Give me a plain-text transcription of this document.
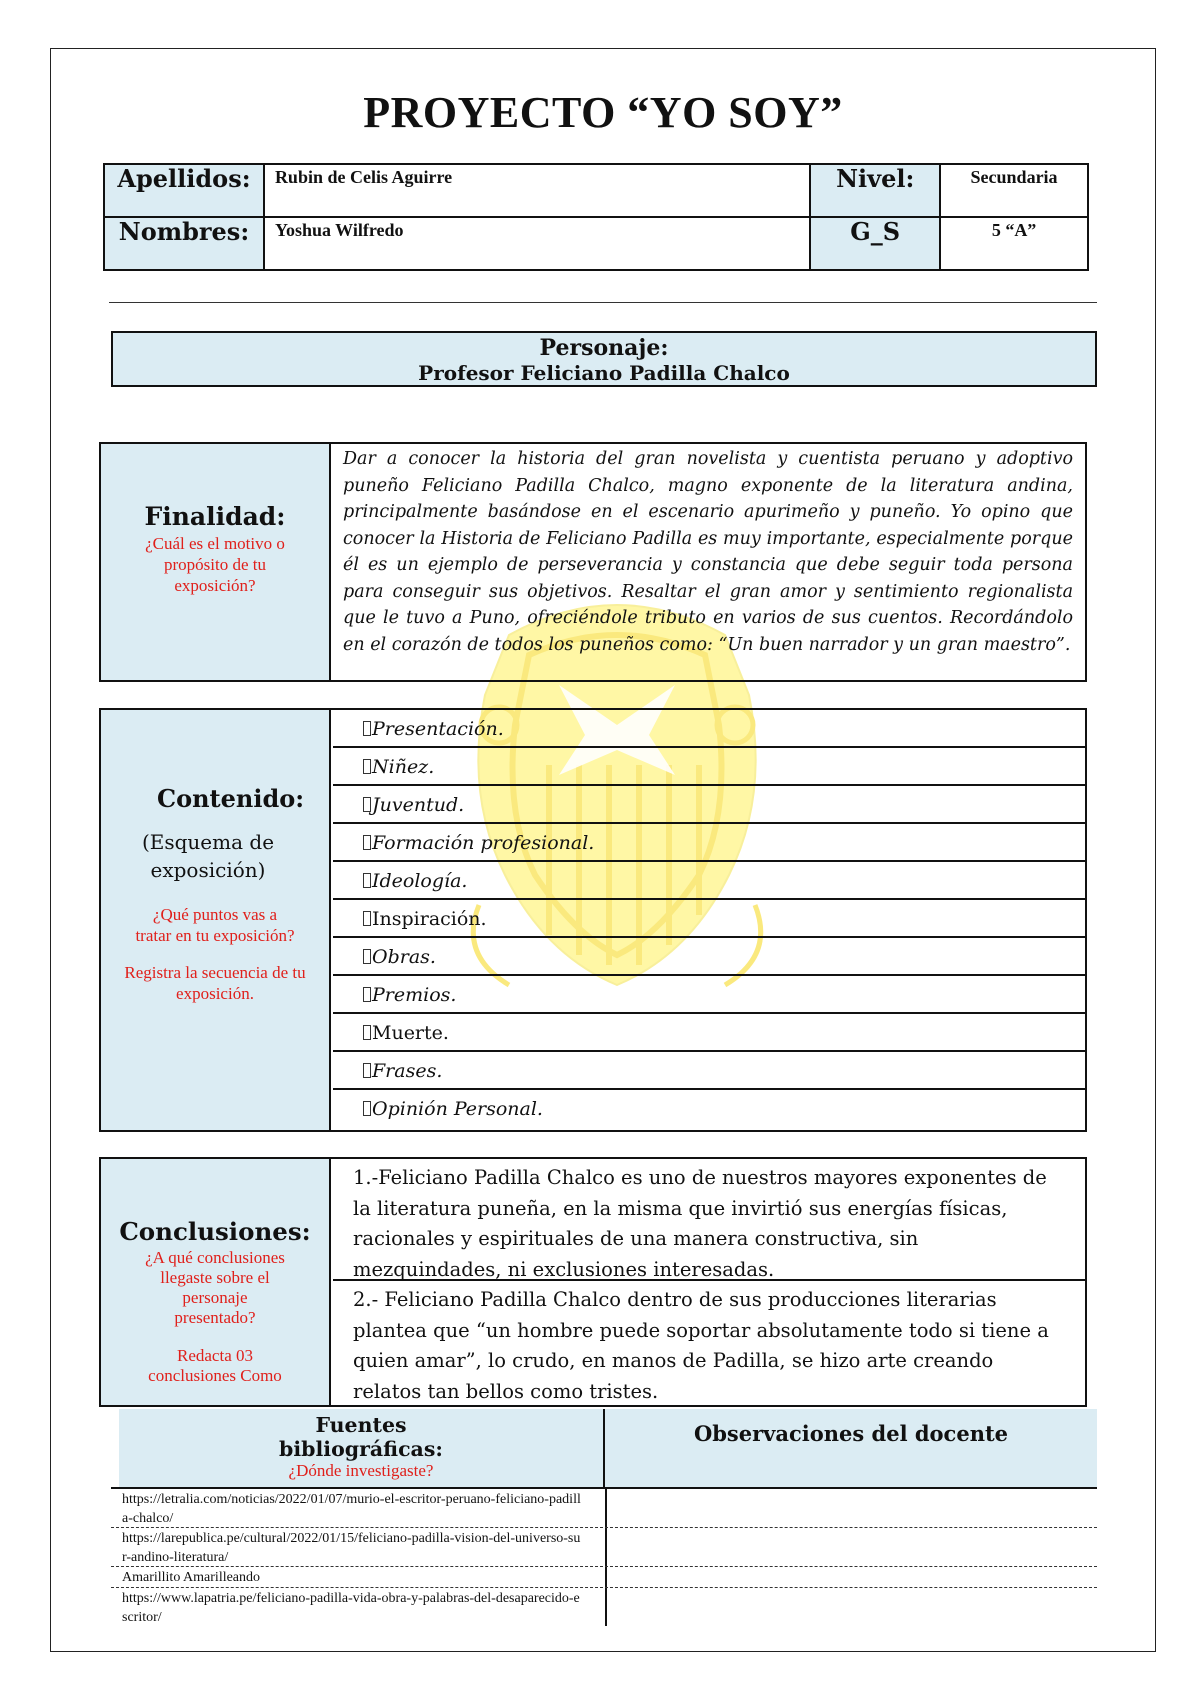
PROYECTO “YO SOY”
Apellidos:	Rubin de Celis Aguirre	Nivel:	Secundaria
Nombres:	Yoshua Wilfredo	G_S	5 “A”
Personaje:
Profesor Feliciano Padilla Chalco
Finalidad:
¿Cuál es el motivo o propósito de tu exposición?
Dar a conocer la historia del gran novelista y cuentista peruano y adoptivo puneño Feliciano Padilla Chalco, magno exponente de la literatura andina, principalmente basándose en el escenario apurimeño y puneño. Yo opino que conocer la Historia de Feliciano Padilla es muy importante, especialmente porque él es un ejemplo de perseverancia y constancia que debe seguir toda persona para conseguir sus objetivos. Resaltar el gran amor y sentimiento regionalista que le tuvo a Puno, ofreciéndole tributo en varios de sus cuentos. Recordándolo en el corazón de todos los puneños como: “Un buen narrador y un gran maestro”.
Contenido:
(Esquema de exposición)
¿Qué puntos vas a tratar en tu exposición?
Registra la secuencia de tu exposición.
Presentación.
Niñez.
Juventud.
Formación profesional.
Ideología.
Inspiración.
Obras.
Premios.
Muerte.
Frases.
Opinión Personal.
Conclusiones:
¿A qué conclusiones llegaste sobre el personaje presentado?
Redacta 03 conclusiones Como
1.-Feliciano Padilla Chalco es uno de nuestros mayores exponentes de la literatura puneña, en la misma que invirtió sus energías físicas, racionales y espirituales de una manera constructiva, sin mezquindades, ni exclusiones interesadas.
2.- Feliciano Padilla Chalco dentro de sus producciones literarias plantea que “un hombre puede soportar absolutamente todo si tiene a quien amar”, lo crudo, en manos de Padilla, se hizo arte creando relatos tan bellos como tristes.
Fuentes bibliográficas:
¿Dónde investigaste?
Observaciones del docente
https://letralia.com/noticias/2022/01/07/murio-el-escritor-peruano-feliciano-padilla-chalco/
https://larepublica.pe/cultural/2022/01/15/feliciano-padilla-vision-del-universo-sur-andino-literatura/
Amarillito Amarilleando
https://www.lapatria.pe/feliciano-padilla-vida-obra-y-palabras-del-desaparecido-escritor/
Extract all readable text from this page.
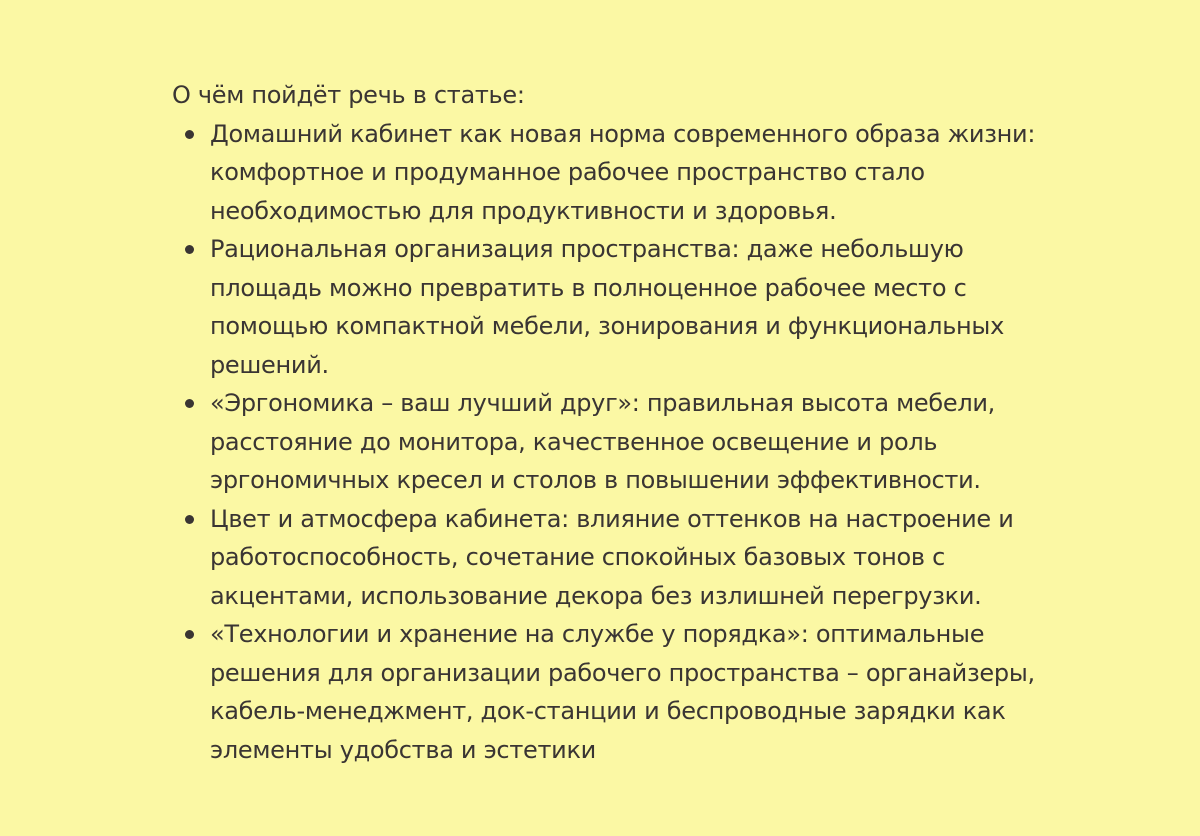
О чём пойдёт речь в статье:

Домашний кабинет как новая норма современного образа жизни: комфортное и продуманное рабочее пространство стало необходимостью для продуктивности и здоровья.
Рациональная организация пространства: даже небольшую площадь можно превратить в полноценное рабочее место с помощью компактной мебели, зонирования и функциональных решений.
«Эргономика – ваш лучший друг»: правильная высота мебели, расстояние до монитора, качественное освещение и роль эргономичных кресел и столов в повышении эффективности.
Цвет и атмосфера кабинета: влияние оттенков на настроение и работоспособность, сочетание спокойных базовых тонов с акцентами, использование декора без излишней перегрузки.
«Технологии и хранение на службе у порядка»: оптимальные решения для организации рабочего пространства – органайзеры, кабель-менеджмент, док-станции и беспроводные зарядки как элементы удобства и эстетики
****
**Task requirements:**
Nothing but the lines from the line containing "Extract all readable text from this page." through the last line of the records above is to be extracted, exactly and with no pictures.

**Output of the exercise:**
Extract all readable text from this page.
О чём пойдёт речь в статье:

Домашний кабинет как новая норма современного образа жизни: комфортное и продуманное рабочее пространство стало необходимостью для продуктивности и здоровья.
Рациональная организация пространства: даже небольшую площадь можно превратить в полноценное рабочее место с помощью компактной мебели, зонирования и функциональных решений.
«Эргономика – ваш лучший друг»: правильная высота мебели, расстояние до монитора, качественное освещение и роль эргономичных кресел и столов в повышении эффективности.
Цвет и атмосфера кабинета: влияние оттенков на настроение и работоспособность, сочетание спокойных базовых тонов с акцентами, использование декора без излишней перегрузки.
«Технологии и хранение на службе у порядка»: оптимальные решения для организации рабочего пространства – органайзеры, кабель-менеджмент, док-станции и беспроводные зарядки как элементы удобства и эстетики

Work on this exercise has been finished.